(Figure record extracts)
┄┄┄┄┄┄┄┄┄┄┄┄┄┄┄┄┄┄┄┄

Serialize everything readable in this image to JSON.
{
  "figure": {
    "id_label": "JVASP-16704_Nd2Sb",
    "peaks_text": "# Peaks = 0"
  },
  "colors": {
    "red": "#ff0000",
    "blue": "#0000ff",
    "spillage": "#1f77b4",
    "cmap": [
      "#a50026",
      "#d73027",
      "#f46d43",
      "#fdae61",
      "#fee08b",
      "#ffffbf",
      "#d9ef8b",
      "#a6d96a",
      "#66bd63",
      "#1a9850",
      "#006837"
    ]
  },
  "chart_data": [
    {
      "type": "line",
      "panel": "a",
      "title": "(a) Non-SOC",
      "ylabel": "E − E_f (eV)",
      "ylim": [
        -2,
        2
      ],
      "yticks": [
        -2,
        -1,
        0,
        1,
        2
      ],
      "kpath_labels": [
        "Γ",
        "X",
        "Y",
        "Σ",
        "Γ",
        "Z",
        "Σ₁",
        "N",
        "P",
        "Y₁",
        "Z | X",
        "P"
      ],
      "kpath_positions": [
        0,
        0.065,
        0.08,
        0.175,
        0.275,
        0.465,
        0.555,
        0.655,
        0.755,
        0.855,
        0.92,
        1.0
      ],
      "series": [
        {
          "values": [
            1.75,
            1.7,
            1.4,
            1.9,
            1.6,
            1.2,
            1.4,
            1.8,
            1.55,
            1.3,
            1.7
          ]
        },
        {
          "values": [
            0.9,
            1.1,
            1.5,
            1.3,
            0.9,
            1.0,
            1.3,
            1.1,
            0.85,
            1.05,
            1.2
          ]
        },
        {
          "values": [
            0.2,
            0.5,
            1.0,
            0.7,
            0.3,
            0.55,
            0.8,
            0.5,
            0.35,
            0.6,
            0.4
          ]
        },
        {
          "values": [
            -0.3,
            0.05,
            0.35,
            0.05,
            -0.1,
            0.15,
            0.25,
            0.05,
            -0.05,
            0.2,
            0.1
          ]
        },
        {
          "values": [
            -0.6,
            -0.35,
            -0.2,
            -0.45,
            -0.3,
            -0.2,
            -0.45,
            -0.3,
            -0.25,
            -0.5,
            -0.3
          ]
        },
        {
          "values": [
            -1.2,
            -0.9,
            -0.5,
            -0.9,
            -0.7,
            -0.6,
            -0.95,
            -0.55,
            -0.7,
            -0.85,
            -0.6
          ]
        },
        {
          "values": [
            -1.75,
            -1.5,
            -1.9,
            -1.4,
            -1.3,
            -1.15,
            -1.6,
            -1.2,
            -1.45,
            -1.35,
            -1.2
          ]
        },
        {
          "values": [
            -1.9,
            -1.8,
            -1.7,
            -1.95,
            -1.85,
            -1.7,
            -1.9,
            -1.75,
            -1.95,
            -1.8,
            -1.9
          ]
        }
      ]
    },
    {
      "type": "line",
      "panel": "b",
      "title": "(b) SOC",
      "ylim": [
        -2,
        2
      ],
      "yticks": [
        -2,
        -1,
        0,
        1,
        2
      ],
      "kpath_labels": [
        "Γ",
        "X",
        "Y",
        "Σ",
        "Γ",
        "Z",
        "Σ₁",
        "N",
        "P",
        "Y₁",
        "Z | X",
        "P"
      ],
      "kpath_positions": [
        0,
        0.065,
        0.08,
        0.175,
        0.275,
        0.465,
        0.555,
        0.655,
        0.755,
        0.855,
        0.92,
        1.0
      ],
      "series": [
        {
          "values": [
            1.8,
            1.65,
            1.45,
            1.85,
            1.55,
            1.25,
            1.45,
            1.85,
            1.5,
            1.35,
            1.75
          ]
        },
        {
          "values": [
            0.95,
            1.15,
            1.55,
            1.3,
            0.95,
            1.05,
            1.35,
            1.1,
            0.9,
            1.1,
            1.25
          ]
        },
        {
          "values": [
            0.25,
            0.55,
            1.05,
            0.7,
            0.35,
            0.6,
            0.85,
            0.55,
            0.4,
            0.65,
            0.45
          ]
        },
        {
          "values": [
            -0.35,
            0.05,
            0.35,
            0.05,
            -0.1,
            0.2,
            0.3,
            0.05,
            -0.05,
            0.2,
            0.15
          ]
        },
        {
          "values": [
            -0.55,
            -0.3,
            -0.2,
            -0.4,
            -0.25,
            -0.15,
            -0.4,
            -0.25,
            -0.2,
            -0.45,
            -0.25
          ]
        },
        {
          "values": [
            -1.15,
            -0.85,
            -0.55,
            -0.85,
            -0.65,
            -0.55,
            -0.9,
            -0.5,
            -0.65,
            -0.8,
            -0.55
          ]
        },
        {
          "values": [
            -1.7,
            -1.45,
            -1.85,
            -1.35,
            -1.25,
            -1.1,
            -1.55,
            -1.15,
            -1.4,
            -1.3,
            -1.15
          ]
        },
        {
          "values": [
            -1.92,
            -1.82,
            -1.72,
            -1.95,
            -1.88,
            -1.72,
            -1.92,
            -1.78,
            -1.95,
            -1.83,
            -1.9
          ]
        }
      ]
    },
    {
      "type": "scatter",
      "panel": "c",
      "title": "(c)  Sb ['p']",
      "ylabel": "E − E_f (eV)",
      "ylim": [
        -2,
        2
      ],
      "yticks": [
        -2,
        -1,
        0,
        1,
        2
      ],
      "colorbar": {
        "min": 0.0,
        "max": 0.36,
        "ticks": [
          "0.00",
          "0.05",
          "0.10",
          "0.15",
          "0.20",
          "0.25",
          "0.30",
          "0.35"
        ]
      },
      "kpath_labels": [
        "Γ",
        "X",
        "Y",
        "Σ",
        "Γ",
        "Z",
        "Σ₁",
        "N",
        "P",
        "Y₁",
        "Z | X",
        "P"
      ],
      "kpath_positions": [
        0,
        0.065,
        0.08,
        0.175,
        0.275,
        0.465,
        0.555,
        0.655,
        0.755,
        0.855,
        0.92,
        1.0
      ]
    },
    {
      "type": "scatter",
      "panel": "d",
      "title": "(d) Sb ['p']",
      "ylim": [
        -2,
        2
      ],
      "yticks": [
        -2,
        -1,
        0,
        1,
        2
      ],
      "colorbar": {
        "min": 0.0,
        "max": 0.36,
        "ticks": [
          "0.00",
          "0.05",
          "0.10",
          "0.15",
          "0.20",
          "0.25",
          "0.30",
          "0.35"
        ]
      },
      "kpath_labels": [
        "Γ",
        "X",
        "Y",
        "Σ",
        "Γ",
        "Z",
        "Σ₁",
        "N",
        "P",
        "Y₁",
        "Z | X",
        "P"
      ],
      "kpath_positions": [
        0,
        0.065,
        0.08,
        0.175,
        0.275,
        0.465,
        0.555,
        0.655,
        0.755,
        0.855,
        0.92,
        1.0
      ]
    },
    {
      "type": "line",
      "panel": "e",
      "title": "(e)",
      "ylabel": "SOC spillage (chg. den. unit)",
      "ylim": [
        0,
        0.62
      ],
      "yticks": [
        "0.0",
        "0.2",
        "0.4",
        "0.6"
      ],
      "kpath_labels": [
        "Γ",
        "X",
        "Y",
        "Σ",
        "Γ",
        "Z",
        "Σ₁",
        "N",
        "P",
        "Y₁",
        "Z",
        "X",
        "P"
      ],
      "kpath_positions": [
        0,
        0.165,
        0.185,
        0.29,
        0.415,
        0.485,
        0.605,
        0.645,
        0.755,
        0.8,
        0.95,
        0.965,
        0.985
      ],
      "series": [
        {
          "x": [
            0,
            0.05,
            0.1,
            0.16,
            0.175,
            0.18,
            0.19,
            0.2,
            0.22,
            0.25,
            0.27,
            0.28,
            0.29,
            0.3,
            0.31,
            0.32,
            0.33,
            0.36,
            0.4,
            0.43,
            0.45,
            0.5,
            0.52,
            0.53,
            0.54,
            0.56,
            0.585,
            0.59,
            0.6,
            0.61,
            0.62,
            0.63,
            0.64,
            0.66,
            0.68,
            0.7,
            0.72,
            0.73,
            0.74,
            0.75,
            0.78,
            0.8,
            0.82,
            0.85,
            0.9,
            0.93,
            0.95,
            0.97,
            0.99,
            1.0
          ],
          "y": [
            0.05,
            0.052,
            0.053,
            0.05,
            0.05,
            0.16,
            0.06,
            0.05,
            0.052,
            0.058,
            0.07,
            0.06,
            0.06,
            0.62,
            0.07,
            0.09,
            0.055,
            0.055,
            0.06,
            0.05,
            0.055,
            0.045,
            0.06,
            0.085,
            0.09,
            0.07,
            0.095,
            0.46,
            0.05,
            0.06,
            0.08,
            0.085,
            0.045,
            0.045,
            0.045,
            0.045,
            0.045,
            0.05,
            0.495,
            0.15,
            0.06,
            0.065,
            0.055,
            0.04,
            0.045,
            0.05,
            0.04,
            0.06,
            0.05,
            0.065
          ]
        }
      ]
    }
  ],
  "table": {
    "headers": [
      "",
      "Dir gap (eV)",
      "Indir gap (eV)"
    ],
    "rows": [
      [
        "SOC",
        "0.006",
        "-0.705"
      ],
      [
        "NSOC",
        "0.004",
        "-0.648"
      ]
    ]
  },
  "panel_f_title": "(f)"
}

┄┄┄┄┄┄┄┄┄┄┄┄┄┄┄┄┄┄┄┄

What you will do: From the records above, pick out and copy each line holding the word "spillage".

Exercise result:
    "spillage": "#1f77b4",
      "ylabel": "SOC spillage (chg. den. unit)",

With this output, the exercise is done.